## Problem description
Could you quote, exactly as they stand, the lines running from the one with "OCR this image." to the final line of the material?

## Data lines
>>

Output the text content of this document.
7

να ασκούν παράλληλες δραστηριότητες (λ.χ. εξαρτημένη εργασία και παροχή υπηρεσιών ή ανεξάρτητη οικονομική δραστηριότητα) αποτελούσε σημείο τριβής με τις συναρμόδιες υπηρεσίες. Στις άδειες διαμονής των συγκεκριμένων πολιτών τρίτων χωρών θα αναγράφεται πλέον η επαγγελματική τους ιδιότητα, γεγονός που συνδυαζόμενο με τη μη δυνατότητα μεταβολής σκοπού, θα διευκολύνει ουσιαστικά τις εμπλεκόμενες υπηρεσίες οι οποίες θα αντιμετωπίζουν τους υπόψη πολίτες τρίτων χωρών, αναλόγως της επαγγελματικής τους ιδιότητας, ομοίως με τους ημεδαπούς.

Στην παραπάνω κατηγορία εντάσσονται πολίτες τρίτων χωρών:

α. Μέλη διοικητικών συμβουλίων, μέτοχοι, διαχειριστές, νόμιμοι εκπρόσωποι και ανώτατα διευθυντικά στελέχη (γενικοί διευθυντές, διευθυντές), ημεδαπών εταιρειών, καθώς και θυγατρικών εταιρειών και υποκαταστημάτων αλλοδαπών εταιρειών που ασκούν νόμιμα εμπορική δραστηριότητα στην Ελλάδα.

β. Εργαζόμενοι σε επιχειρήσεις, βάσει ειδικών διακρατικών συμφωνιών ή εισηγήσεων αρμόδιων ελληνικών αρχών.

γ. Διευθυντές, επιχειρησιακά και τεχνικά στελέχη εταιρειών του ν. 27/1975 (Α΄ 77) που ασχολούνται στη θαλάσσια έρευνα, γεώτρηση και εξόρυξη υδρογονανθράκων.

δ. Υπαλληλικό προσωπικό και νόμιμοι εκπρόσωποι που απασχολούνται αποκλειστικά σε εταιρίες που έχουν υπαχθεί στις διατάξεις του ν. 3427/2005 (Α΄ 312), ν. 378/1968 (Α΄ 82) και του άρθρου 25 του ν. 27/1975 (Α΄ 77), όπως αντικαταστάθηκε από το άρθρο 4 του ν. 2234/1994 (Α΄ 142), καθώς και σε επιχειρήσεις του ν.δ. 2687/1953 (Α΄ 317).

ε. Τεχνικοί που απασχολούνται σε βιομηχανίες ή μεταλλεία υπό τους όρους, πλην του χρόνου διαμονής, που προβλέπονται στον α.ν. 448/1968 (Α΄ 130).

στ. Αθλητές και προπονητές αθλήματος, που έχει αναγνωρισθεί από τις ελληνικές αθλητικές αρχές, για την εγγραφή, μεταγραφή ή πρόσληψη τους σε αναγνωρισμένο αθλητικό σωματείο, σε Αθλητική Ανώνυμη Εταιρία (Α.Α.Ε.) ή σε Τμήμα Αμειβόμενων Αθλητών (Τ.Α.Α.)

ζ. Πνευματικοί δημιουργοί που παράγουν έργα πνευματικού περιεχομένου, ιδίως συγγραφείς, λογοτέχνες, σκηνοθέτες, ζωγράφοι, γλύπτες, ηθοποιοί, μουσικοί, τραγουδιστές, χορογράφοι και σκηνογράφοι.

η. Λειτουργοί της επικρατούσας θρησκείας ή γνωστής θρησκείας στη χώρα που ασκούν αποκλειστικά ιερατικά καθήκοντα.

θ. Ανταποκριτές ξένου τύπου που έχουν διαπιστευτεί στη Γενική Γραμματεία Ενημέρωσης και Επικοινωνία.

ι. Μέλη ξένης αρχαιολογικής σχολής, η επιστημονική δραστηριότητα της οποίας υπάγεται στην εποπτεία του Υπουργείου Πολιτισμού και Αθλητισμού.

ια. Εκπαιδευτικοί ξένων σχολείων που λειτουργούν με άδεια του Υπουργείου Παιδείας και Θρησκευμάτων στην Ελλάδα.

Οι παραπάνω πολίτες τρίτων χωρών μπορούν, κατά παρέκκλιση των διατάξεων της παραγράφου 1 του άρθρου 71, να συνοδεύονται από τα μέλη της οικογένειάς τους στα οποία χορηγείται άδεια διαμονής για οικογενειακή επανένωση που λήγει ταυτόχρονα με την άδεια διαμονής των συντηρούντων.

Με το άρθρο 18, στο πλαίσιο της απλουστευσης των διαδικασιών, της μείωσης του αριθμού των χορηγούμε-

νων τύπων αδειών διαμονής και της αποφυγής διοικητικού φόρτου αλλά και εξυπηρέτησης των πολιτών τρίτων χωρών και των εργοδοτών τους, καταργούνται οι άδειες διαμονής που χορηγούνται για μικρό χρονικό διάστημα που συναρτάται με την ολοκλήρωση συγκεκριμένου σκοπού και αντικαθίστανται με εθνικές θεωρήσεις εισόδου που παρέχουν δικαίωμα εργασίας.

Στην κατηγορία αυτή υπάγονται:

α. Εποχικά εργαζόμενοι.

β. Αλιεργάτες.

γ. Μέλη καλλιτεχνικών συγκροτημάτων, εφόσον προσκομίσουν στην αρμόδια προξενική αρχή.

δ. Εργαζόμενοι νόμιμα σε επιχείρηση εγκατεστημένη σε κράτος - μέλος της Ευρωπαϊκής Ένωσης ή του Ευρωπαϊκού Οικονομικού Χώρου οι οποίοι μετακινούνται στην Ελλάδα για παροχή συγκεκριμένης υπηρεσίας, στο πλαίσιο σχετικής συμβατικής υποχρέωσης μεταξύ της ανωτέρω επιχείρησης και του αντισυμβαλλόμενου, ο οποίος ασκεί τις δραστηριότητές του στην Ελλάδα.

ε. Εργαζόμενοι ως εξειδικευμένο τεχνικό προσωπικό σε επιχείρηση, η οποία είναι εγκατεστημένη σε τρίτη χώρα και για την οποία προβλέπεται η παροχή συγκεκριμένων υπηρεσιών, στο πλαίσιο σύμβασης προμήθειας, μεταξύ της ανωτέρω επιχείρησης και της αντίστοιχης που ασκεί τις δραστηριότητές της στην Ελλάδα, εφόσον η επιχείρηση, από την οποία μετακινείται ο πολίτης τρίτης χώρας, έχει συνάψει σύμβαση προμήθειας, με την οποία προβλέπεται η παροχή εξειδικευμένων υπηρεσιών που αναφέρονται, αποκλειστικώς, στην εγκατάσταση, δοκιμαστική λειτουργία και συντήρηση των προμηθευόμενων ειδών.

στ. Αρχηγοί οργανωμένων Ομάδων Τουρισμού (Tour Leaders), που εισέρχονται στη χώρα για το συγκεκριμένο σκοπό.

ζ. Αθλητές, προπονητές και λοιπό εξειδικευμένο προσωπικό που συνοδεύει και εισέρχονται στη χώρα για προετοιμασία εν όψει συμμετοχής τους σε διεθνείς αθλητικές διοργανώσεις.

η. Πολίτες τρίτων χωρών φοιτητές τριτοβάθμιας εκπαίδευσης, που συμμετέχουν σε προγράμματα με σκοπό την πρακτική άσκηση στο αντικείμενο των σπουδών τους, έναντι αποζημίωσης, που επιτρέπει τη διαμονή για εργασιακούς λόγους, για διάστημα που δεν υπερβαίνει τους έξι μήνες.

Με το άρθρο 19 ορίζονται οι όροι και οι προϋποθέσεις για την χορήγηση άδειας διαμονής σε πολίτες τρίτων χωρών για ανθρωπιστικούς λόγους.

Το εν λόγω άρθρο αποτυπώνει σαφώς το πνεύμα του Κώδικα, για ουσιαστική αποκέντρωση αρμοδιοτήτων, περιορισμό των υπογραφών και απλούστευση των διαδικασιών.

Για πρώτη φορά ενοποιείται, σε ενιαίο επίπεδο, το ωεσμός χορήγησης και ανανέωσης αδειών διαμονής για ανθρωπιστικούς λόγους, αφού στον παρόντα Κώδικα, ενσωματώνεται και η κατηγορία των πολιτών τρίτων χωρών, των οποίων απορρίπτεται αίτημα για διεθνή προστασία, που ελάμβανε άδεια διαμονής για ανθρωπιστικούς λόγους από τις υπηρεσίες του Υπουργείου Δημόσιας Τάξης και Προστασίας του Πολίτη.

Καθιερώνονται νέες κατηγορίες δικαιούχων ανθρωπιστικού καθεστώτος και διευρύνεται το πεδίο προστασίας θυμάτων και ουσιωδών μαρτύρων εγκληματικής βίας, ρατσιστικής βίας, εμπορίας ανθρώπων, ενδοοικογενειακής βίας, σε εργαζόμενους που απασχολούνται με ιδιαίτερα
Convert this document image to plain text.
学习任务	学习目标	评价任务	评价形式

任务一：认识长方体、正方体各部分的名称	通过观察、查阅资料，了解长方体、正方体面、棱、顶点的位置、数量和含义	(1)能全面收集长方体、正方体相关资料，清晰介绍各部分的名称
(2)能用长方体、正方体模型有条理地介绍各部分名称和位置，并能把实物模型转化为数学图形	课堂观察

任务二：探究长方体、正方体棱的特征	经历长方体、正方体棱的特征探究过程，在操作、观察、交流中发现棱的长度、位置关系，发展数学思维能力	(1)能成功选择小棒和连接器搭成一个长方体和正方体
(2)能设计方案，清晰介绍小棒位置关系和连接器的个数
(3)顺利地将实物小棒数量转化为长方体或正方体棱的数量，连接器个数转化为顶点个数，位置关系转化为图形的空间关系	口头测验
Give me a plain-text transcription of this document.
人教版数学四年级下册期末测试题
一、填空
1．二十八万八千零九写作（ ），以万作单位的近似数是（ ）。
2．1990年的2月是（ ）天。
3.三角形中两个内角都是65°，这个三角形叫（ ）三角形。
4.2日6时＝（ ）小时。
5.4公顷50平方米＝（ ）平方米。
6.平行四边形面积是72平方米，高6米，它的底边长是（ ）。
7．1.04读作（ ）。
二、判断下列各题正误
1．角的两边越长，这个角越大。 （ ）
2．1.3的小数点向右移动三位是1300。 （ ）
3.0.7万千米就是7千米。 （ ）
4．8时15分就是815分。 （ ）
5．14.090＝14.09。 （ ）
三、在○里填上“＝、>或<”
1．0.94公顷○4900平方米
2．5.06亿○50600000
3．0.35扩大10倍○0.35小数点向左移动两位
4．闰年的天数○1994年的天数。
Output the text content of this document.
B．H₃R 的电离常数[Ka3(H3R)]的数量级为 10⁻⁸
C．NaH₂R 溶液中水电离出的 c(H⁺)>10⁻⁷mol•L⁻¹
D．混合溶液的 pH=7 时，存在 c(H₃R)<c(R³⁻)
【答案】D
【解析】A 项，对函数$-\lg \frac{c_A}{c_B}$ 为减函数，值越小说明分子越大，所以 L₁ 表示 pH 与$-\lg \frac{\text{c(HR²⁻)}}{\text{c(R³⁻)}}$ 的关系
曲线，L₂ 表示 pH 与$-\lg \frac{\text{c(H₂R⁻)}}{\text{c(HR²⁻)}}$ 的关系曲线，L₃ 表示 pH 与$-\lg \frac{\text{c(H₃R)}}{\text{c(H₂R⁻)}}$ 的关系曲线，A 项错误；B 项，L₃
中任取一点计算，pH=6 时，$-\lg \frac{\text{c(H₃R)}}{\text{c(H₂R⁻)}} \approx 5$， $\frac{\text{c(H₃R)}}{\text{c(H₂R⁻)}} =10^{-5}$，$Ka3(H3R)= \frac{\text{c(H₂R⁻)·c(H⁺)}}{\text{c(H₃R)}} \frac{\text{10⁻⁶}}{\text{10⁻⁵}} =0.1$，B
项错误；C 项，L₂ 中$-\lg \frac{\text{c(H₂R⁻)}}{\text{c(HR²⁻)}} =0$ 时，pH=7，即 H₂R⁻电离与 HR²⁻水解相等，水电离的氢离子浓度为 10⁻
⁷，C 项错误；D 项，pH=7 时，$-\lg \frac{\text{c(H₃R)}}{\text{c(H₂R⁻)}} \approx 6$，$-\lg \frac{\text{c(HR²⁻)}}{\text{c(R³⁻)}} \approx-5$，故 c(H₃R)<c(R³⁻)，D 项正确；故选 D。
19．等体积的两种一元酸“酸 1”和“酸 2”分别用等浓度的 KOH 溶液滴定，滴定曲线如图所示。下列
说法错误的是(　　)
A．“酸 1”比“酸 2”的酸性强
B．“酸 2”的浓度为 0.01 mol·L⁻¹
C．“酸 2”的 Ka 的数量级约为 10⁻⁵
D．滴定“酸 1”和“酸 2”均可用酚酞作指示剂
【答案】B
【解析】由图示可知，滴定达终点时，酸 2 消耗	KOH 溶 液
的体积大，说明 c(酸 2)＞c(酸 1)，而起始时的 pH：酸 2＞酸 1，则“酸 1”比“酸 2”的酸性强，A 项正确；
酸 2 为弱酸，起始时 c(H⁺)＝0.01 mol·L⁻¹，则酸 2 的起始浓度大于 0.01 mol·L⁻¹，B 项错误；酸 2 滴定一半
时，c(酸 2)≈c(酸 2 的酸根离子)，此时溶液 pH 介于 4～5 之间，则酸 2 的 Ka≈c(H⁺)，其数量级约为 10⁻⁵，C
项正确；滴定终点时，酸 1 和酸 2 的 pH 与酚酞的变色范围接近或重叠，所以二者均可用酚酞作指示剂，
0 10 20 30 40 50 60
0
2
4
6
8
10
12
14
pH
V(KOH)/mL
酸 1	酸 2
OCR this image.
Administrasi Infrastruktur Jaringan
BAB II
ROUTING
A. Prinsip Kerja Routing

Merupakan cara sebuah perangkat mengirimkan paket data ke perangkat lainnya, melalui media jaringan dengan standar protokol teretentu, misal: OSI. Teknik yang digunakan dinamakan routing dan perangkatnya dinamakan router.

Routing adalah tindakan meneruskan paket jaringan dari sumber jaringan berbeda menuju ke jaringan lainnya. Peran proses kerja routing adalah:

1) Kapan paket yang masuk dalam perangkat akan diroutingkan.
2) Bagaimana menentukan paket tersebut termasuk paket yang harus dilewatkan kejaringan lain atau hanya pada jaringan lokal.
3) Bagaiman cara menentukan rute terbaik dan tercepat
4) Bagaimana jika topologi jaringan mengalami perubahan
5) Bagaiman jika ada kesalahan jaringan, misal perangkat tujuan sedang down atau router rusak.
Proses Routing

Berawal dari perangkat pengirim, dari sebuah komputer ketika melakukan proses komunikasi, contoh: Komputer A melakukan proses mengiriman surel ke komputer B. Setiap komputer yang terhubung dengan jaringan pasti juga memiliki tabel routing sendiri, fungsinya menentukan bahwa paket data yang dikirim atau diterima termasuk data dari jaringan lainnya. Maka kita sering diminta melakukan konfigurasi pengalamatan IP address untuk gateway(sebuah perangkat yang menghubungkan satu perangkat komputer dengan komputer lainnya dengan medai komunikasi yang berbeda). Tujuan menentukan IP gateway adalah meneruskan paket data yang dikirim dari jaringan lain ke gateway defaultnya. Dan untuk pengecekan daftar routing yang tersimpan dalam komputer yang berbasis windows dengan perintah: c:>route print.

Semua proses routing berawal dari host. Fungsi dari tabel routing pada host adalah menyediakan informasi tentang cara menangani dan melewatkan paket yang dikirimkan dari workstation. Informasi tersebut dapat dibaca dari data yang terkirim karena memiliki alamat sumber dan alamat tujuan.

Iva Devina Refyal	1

<<

## Result of the exercise
OCR this image.
Administrasi Infrastruktur Jaringan
BAB II
ROUTING
A. Prinsip Kerja Routing

Merupakan cara sebuah perangkat mengirimkan paket data ke perangkat lainnya, melalui media jaringan dengan standar protokol teretentu, misal: OSI. Teknik yang digunakan dinamakan routing dan perangkatnya dinamakan router.

Routing adalah tindakan meneruskan paket jaringan dari sumber jaringan berbeda menuju ke jaringan lainnya. Peran proses kerja routing adalah:

1) Kapan paket yang masuk dalam perangkat akan diroutingkan.
2) Bagaimana menentukan paket tersebut termasuk paket yang harus dilewatkan kejaringan lain atau hanya pada jaringan lokal.
3) Bagaiman cara menentukan rute terbaik dan tercepat
4) Bagaimana jika topologi jaringan mengalami perubahan
5) Bagaiman jika ada kesalahan jaringan, misal perangkat tujuan sedang down atau router rusak.
Proses Routing

Berawal dari perangkat pengirim, dari sebuah komputer ketika melakukan proses komunikasi, contoh: Komputer A melakukan proses mengiriman surel ke komputer B. Setiap komputer yang terhubung dengan jaringan pasti juga memiliki tabel routing sendiri, fungsinya menentukan bahwa paket data yang dikirim atau diterima termasuk data dari jaringan lainnya. Maka kita sering diminta melakukan konfigurasi pengalamatan IP address untuk gateway(sebuah perangkat yang menghubungkan satu perangkat komputer dengan komputer lainnya dengan medai komunikasi yang berbeda). Tujuan menentukan IP gateway adalah meneruskan paket data yang dikirim dari jaringan lain ke gateway defaultnya. Dan untuk pengecekan daftar routing yang tersimpan dalam komputer yang berbasis windows dengan perintah: c:>route print.

Semua proses routing berawal dari host. Fungsi dari tabel routing pada host adalah menyediakan informasi tentang cara menangani dan melewatkan paket yang dikirimkan dari workstation. Informasi tersebut dapat dibaca dari data yang terkirim karena memiliki alamat sumber dan alamat tujuan.

Iva Devina Refyal	1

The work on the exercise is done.